• _GIVEN ENTRIES_:

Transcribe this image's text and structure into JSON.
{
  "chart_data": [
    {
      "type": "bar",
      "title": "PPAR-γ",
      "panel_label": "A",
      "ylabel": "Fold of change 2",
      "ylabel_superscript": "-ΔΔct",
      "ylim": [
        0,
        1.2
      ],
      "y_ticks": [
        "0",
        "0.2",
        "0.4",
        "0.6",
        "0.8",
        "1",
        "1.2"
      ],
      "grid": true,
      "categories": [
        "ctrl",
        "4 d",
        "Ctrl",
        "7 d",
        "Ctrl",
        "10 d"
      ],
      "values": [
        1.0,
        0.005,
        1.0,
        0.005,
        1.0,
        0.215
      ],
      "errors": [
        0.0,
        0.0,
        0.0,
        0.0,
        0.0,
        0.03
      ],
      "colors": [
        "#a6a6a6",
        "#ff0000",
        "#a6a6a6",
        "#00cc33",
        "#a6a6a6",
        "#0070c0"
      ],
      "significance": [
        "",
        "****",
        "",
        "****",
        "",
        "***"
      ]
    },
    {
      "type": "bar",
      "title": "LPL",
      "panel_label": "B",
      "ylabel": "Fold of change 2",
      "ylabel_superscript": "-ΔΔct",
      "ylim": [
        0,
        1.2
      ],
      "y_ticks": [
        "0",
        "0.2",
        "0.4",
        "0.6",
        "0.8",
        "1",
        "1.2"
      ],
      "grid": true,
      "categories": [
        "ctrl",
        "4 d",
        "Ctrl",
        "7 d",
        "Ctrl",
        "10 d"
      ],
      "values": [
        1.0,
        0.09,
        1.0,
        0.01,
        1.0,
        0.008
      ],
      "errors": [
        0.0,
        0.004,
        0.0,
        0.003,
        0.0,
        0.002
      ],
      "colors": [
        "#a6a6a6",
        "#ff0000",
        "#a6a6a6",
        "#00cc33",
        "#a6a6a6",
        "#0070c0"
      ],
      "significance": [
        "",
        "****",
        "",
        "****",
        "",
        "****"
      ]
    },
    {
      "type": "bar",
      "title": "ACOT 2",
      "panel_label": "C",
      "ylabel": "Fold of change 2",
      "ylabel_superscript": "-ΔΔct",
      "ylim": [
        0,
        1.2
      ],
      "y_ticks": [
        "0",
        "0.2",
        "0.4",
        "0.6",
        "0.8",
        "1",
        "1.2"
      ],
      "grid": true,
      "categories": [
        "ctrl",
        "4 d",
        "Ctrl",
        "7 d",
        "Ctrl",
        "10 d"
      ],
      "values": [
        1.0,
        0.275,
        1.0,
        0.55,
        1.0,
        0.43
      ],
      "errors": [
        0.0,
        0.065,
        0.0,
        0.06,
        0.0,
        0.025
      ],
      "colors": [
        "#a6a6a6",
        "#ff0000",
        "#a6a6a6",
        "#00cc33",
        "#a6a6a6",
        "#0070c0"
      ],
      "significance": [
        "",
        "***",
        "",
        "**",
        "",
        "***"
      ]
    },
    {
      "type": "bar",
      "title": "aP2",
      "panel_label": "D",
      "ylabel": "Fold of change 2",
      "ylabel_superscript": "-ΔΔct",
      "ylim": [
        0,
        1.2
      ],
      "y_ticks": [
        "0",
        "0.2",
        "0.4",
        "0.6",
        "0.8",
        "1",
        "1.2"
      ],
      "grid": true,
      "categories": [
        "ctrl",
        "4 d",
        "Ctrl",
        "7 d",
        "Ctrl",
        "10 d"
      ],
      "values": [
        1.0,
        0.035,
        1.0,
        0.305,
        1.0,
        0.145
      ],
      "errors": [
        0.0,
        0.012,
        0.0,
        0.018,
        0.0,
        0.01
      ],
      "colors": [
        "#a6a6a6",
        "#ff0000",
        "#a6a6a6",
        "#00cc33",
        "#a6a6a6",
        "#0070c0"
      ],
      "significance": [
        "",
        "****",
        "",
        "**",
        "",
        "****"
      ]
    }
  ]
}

• _WORK TO BE COMPLETED_:
Extract every line above exactly as it stands.

• _FULL OUTPUT_:
Transcribe this image's text and structure into JSON.
{
  "chart_data": [
    {
      "type": "bar",
      "title": "PPAR-γ",
      "panel_label": "A",
      "ylabel": "Fold of change 2",
      "ylabel_superscript": "-ΔΔct",
      "ylim": [
        0,
        1.2
      ],
      "y_ticks": [
        "0",
        "0.2",
        "0.4",
        "0.6",
        "0.8",
        "1",
        "1.2"
      ],
      "grid": true,
      "categories": [
        "ctrl",
        "4 d",
        "Ctrl",
        "7 d",
        "Ctrl",
        "10 d"
      ],
      "values": [
        1.0,
        0.005,
        1.0,
        0.005,
        1.0,
        0.215
      ],
      "errors": [
        0.0,
        0.0,
        0.0,
        0.0,
        0.0,
        0.03
      ],
      "colors": [
        "#a6a6a6",
        "#ff0000",
        "#a6a6a6",
        "#00cc33",
        "#a6a6a6",
        "#0070c0"
      ],
      "significance": [
        "",
        "****",
        "",
        "****",
        "",
        "***"
      ]
    },
    {
      "type": "bar",
      "title": "LPL",
      "panel_label": "B",
      "ylabel": "Fold of change 2",
      "ylabel_superscript": "-ΔΔct",
      "ylim": [
        0,
        1.2
      ],
      "y_ticks": [
        "0",
        "0.2",
        "0.4",
        "0.6",
        "0.8",
        "1",
        "1.2"
      ],
      "grid": true,
      "categories": [
        "ctrl",
        "4 d",
        "Ctrl",
        "7 d",
        "Ctrl",
        "10 d"
      ],
      "values": [
        1.0,
        0.09,
        1.0,
        0.01,
        1.0,
        0.008
      ],
      "errors": [
        0.0,
        0.004,
        0.0,
        0.003,
        0.0,
        0.002
      ],
      "colors": [
        "#a6a6a6",
        "#ff0000",
        "#a6a6a6",
        "#00cc33",
        "#a6a6a6",
        "#0070c0"
      ],
      "significance": [
        "",
        "****",
        "",
        "****",
        "",
        "****"
      ]
    },
    {
      "type": "bar",
      "title": "ACOT 2",
      "panel_label": "C",
      "ylabel": "Fold of change 2",
      "ylabel_superscript": "-ΔΔct",
      "ylim": [
        0,
        1.2
      ],
      "y_ticks": [
        "0",
        "0.2",
        "0.4",
        "0.6",
        "0.8",
        "1",
        "1.2"
      ],
      "grid": true,
      "categories": [
        "ctrl",
        "4 d",
        "Ctrl",
        "7 d",
        "Ctrl",
        "10 d"
      ],
      "values": [
        1.0,
        0.275,
        1.0,
        0.55,
        1.0,
        0.43
      ],
      "errors": [
        0.0,
        0.065,
        0.0,
        0.06,
        0.0,
        0.025
      ],
      "colors": [
        "#a6a6a6",
        "#ff0000",
        "#a6a6a6",
        "#00cc33",
        "#a6a6a6",
        "#0070c0"
      ],
      "significance": [
        "",
        "***",
        "",
        "**",
        "",
        "***"
      ]
    },
    {
      "type": "bar",
      "title": "aP2",
      "panel_label": "D",
      "ylabel": "Fold of change 2",
      "ylabel_superscript": "-ΔΔct",
      "ylim": [
        0,
        1.2
      ],
      "y_ticks": [
        "0",
        "0.2",
        "0.4",
        "0.6",
        "0.8",
        "1",
        "1.2"
      ],
      "grid": true,
      "categories": [
        "ctrl",
        "4 d",
        "Ctrl",
        "7 d",
        "Ctrl",
        "10 d"
      ],
      "values": [
        1.0,
        0.035,
        1.0,
        0.305,
        1.0,
        0.145
      ],
      "errors": [
        0.0,
        0.012,
        0.0,
        0.018,
        0.0,
        0.01
      ],
      "colors": [
        "#a6a6a6",
        "#ff0000",
        "#a6a6a6",
        "#00cc33",
        "#a6a6a6",
        "#0070c0"
      ],
      "significance": [
        "",
        "****",
        "",
        "**",
        "",
        "****"
      ]
    }
  ]
}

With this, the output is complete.